* **Objective**
Print all the data, keeping every line exactly as it is.

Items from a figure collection
— START —

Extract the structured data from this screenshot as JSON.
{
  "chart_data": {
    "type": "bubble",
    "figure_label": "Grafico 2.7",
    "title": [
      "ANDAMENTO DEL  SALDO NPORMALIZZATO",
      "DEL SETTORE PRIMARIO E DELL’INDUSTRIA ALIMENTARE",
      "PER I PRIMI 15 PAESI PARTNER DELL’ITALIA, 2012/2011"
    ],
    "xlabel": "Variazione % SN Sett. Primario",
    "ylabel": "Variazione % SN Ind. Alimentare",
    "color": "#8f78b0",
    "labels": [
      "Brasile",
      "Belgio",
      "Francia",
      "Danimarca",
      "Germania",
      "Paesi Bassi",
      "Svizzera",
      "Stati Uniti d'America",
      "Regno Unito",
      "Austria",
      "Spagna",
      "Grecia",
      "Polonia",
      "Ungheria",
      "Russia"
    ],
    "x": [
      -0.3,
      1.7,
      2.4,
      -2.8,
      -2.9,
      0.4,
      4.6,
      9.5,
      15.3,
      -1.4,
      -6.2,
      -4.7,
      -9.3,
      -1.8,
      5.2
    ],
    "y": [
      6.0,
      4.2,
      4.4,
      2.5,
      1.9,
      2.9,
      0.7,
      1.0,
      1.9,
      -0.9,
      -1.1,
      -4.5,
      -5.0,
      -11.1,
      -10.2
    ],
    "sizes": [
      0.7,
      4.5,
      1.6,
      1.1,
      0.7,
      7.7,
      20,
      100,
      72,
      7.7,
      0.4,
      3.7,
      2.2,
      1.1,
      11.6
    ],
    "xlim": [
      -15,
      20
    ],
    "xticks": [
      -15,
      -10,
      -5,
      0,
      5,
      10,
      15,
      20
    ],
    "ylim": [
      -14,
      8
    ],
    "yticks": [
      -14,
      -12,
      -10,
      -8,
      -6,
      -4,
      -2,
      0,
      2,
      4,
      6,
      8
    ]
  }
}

— END —

* **Result below**
Extract the structured data from this screenshot as JSON.
{
  "chart_data": {
    "type": "bubble",
    "figure_label": "Grafico 2.7",
    "title": [
      "ANDAMENTO DEL  SALDO NPORMALIZZATO",
      "DEL SETTORE PRIMARIO E DELL’INDUSTRIA ALIMENTARE",
      "PER I PRIMI 15 PAESI PARTNER DELL’ITALIA, 2012/2011"
    ],
    "xlabel": "Variazione % SN Sett. Primario",
    "ylabel": "Variazione % SN Ind. Alimentare",
    "color": "#8f78b0",
    "labels": [
      "Brasile",
      "Belgio",
      "Francia",
      "Danimarca",
      "Germania",
      "Paesi Bassi",
      "Svizzera",
      "Stati Uniti d'America",
      "Regno Unito",
      "Austria",
      "Spagna",
      "Grecia",
      "Polonia",
      "Ungheria",
      "Russia"
    ],
    "x": [
      -0.3,
      1.7,
      2.4,
      -2.8,
      -2.9,
      0.4,
      4.6,
      9.5,
      15.3,
      -1.4,
      -6.2,
      -4.7,
      -9.3,
      -1.8,
      5.2
    ],
    "y": [
      6.0,
      4.2,
      4.4,
      2.5,
      1.9,
      2.9,
      0.7,
      1.0,
      1.9,
      -0.9,
      -1.1,
      -4.5,
      -5.0,
      -11.1,
      -10.2
    ],
    "sizes": [
      0.7,
      4.5,
      1.6,
      1.1,
      0.7,
      7.7,
      20,
      100,
      72,
      7.7,
      0.4,
      3.7,
      2.2,
      1.1,
      11.6
    ],
    "xlim": [
      -15,
      20
    ],
    "xticks": [
      -15,
      -10,
      -5,
      0,
      5,
      10,
      15,
      20
    ],
    "ylim": [
      -14,
      8
    ],
    "yticks": [
      -14,
      -12,
      -10,
      -8,
      -6,
      -4,
      -2,
      0,
      2,
      4,
      6,
      8
    ]
  }
}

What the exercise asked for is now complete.